### DATA:
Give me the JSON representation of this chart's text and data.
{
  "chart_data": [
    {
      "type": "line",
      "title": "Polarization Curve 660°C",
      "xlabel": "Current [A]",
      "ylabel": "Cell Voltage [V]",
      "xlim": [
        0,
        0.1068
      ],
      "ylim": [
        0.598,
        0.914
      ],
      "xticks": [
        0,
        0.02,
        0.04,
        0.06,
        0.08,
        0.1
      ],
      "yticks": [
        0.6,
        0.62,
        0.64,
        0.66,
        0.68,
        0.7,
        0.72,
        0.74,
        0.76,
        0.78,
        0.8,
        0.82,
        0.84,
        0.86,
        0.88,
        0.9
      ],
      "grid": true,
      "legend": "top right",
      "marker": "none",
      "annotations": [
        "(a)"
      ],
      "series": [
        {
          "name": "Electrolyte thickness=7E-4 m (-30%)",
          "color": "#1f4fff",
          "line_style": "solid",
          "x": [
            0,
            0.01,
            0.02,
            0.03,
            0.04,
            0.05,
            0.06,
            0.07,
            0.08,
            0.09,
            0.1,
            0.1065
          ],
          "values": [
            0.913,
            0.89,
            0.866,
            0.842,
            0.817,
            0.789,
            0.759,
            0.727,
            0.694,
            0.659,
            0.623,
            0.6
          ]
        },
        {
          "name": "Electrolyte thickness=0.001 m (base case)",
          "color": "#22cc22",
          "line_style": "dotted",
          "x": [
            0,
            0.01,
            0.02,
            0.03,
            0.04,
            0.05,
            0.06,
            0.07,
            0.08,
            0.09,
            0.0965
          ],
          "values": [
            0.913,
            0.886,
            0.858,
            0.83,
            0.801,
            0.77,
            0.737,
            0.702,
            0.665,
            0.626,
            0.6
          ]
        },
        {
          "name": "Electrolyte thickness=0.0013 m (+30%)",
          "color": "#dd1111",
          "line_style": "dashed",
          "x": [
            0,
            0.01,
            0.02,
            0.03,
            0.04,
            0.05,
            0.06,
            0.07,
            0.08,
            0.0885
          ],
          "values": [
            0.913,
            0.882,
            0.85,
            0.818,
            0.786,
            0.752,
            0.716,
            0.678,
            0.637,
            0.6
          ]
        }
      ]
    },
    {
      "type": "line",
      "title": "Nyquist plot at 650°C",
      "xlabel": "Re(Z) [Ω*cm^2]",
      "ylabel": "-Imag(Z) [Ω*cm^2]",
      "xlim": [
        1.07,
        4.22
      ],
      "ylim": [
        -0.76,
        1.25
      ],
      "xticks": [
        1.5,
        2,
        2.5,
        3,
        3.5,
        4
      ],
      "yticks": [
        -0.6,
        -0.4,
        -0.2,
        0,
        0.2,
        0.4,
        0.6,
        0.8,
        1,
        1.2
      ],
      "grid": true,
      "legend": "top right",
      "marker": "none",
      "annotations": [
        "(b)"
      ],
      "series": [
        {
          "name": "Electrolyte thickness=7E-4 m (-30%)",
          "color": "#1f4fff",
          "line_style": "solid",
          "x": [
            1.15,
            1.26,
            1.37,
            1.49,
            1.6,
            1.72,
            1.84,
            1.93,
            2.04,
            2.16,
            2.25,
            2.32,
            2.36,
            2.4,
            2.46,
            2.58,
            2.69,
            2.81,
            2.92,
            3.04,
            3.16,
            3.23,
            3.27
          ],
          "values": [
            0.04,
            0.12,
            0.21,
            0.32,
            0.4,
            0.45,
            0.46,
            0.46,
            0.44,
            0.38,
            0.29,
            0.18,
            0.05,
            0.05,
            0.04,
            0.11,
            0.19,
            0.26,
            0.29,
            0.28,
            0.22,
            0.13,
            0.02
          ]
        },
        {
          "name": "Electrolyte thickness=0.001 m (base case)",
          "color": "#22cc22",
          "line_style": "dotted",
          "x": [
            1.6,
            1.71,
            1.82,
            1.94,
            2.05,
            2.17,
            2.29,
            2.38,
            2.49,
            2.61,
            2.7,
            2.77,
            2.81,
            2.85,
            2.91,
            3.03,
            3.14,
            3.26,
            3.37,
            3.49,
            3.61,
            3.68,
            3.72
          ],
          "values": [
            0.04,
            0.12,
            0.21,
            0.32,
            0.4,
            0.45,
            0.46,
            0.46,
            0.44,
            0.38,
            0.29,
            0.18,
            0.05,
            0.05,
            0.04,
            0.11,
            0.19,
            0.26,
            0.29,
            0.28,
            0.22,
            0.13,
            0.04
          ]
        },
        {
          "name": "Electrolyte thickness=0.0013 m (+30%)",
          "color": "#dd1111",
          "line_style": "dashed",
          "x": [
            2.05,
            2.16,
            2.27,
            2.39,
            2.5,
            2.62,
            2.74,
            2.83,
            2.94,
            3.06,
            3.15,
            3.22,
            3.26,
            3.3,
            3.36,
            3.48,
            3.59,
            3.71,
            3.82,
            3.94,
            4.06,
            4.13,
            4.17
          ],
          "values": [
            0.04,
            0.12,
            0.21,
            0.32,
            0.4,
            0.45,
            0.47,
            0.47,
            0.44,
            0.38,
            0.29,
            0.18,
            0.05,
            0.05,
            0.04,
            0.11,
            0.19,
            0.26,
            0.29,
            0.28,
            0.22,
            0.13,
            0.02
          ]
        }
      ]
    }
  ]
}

### WRITTEN REQUEST:
Extract all lines as given.

### FINISHED ANSWER:
Give me the JSON representation of this chart's text and data.
{
  "chart_data": [
    {
      "type": "line",
      "title": "Polarization Curve 660°C",
      "xlabel": "Current [A]",
      "ylabel": "Cell Voltage [V]",
      "xlim": [
        0,
        0.1068
      ],
      "ylim": [
        0.598,
        0.914
      ],
      "xticks": [
        0,
        0.02,
        0.04,
        0.06,
        0.08,
        0.1
      ],
      "yticks": [
        0.6,
        0.62,
        0.64,
        0.66,
        0.68,
        0.7,
        0.72,
        0.74,
        0.76,
        0.78,
        0.8,
        0.82,
        0.84,
        0.86,
        0.88,
        0.9
      ],
      "grid": true,
      "legend": "top right",
      "marker": "none",
      "annotations": [
        "(a)"
      ],
      "series": [
        {
          "name": "Electrolyte thickness=7E-4 m (-30%)",
          "color": "#1f4fff",
          "line_style": "solid",
          "x": [
            0,
            0.01,
            0.02,
            0.03,
            0.04,
            0.05,
            0.06,
            0.07,
            0.08,
            0.09,
            0.1,
            0.1065
          ],
          "values": [
            0.913,
            0.89,
            0.866,
            0.842,
            0.817,
            0.789,
            0.759,
            0.727,
            0.694,
            0.659,
            0.623,
            0.6
          ]
        },
        {
          "name": "Electrolyte thickness=0.001 m (base case)",
          "color": "#22cc22",
          "line_style": "dotted",
          "x": [
            0,
            0.01,
            0.02,
            0.03,
            0.04,
            0.05,
            0.06,
            0.07,
            0.08,
            0.09,
            0.0965
          ],
          "values": [
            0.913,
            0.886,
            0.858,
            0.83,
            0.801,
            0.77,
            0.737,
            0.702,
            0.665,
            0.626,
            0.6
          ]
        },
        {
          "name": "Electrolyte thickness=0.0013 m (+30%)",
          "color": "#dd1111",
          "line_style": "dashed",
          "x": [
            0,
            0.01,
            0.02,
            0.03,
            0.04,
            0.05,
            0.06,
            0.07,
            0.08,
            0.0885
          ],
          "values": [
            0.913,
            0.882,
            0.85,
            0.818,
            0.786,
            0.752,
            0.716,
            0.678,
            0.637,
            0.6
          ]
        }
      ]
    },
    {
      "type": "line",
      "title": "Nyquist plot at 650°C",
      "xlabel": "Re(Z) [Ω*cm^2]",
      "ylabel": "-Imag(Z) [Ω*cm^2]",
      "xlim": [
        1.07,
        4.22
      ],
      "ylim": [
        -0.76,
        1.25
      ],
      "xticks": [
        1.5,
        2,
        2.5,
        3,
        3.5,
        4
      ],
      "yticks": [
        -0.6,
        -0.4,
        -0.2,
        0,
        0.2,
        0.4,
        0.6,
        0.8,
        1,
        1.2
      ],
      "grid": true,
      "legend": "top right",
      "marker": "none",
      "annotations": [
        "(b)"
      ],
      "series": [
        {
          "name": "Electrolyte thickness=7E-4 m (-30%)",
          "color": "#1f4fff",
          "line_style": "solid",
          "x": [
            1.15,
            1.26,
            1.37,
            1.49,
            1.6,
            1.72,
            1.84,
            1.93,
            2.04,
            2.16,
            2.25,
            2.32,
            2.36,
            2.4,
            2.46,
            2.58,
            2.69,
            2.81,
            2.92,
            3.04,
            3.16,
            3.23,
            3.27
          ],
          "values": [
            0.04,
            0.12,
            0.21,
            0.32,
            0.4,
            0.45,
            0.46,
            0.46,
            0.44,
            0.38,
            0.29,
            0.18,
            0.05,
            0.05,
            0.04,
            0.11,
            0.19,
            0.26,
            0.29,
            0.28,
            0.22,
            0.13,
            0.02
          ]
        },
        {
          "name": "Electrolyte thickness=0.001 m (base case)",
          "color": "#22cc22",
          "line_style": "dotted",
          "x": [
            1.6,
            1.71,
            1.82,
            1.94,
            2.05,
            2.17,
            2.29,
            2.38,
            2.49,
            2.61,
            2.7,
            2.77,
            2.81,
            2.85,
            2.91,
            3.03,
            3.14,
            3.26,
            3.37,
            3.49,
            3.61,
            3.68,
            3.72
          ],
          "values": [
            0.04,
            0.12,
            0.21,
            0.32,
            0.4,
            0.45,
            0.46,
            0.46,
            0.44,
            0.38,
            0.29,
            0.18,
            0.05,
            0.05,
            0.04,
            0.11,
            0.19,
            0.26,
            0.29,
            0.28,
            0.22,
            0.13,
            0.04
          ]
        },
        {
          "name": "Electrolyte thickness=0.0013 m (+30%)",
          "color": "#dd1111",
          "line_style": "dashed",
          "x": [
            2.05,
            2.16,
            2.27,
            2.39,
            2.5,
            2.62,
            2.74,
            2.83,
            2.94,
            3.06,
            3.15,
            3.22,
            3.26,
            3.3,
            3.36,
            3.48,
            3.59,
            3.71,
            3.82,
            3.94,
            4.06,
            4.13,
            4.17
          ],
          "values": [
            0.04,
            0.12,
            0.21,
            0.32,
            0.4,
            0.45,
            0.47,
            0.47,
            0.44,
            0.38,
            0.29,
            0.18,
            0.05,
            0.05,
            0.04,
            0.11,
            0.19,
            0.26,
            0.29,
            0.28,
            0.22,
            0.13,
            0.02
          ]
        }
      ]
    }
  ]
}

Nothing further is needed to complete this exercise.